• ARTICLE:
Linda Elriani against Vanessa Atkinson
in New York
2004, D Tessier

I thoroughly
enjoyed Linda Elriani’s performance in New York , Linda (formerly
Charman) gave one of the most focused performances I have ever witnessed.
She had a game plan against the two Grinham sisters and kept to it, knocking
them both out (They are ranked one and four in the world) Linda used the
height of the court better than anybody, man or woman. Her soaring lobs
simply undid the small Grinham sisters. She has had a superb year, beating
the hell out of everybody which is a great surprise because last year
she was struggling, not enjoying her squash and considering giving it
up. When Cassie Jackman was forced to retire, Linda realized how lucky
she was to still be able to play at 33 years old, and went back into training
with zest.

She is a well
built woman with lots of muscle. She was also one of the first players
to wear rings in her nose, giving her a bit of a punk appearance. She
was also quite confident in her discussions with the ref. This led journalist
Elspeth Burnside to describe her as ‘intimidating’ in one
of her reports. Linda read this and took exception to the word and came
marching into the press room , stood over the diminutive Burnside and
hollered: “I am not intimidating!” Poor Burnside almost melted
on the spot.

• INFORMATION PROVIDED:
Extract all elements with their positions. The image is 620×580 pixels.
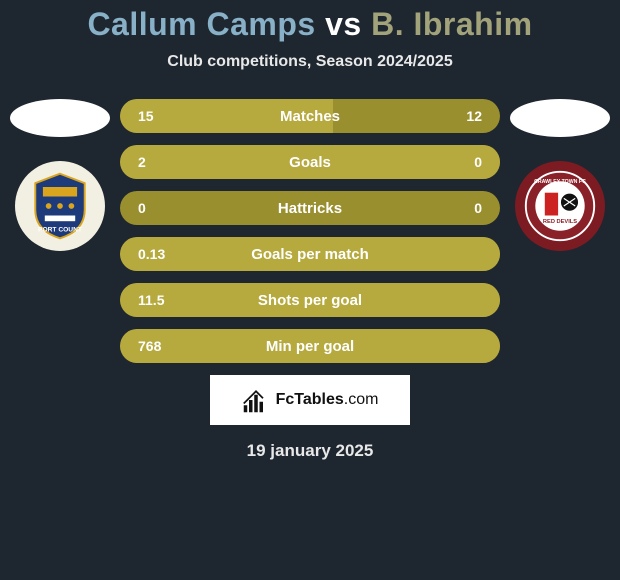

• EXERCISE TASK: Can you continue the squash piece on Linda Elriani above, starting right after its last sentence about Elspeth Burnside?

• TASK ANSWER:
David Palmer on his very best behavior
2004, D Tessier

David Palmer
was on his very best behaviour in New York. His outburst in the world
doubles was the equivalent of a ten on the Richter scale and led to a
year’s ban from the WSF. In our last Gallery we wondered whether
the PSA, who no longer own the men’s world open, but still run it,
would ban Palmer from the event or even penalize him for his behaviour.
Well it looks like Palmer will not receive further punishment and the
chances are that he will play in the Open this year. The change in ownership
came at the right time to put some doubt in everybody’s mind as
to whether they could keep him out. And there is also the fear of a lawsuit.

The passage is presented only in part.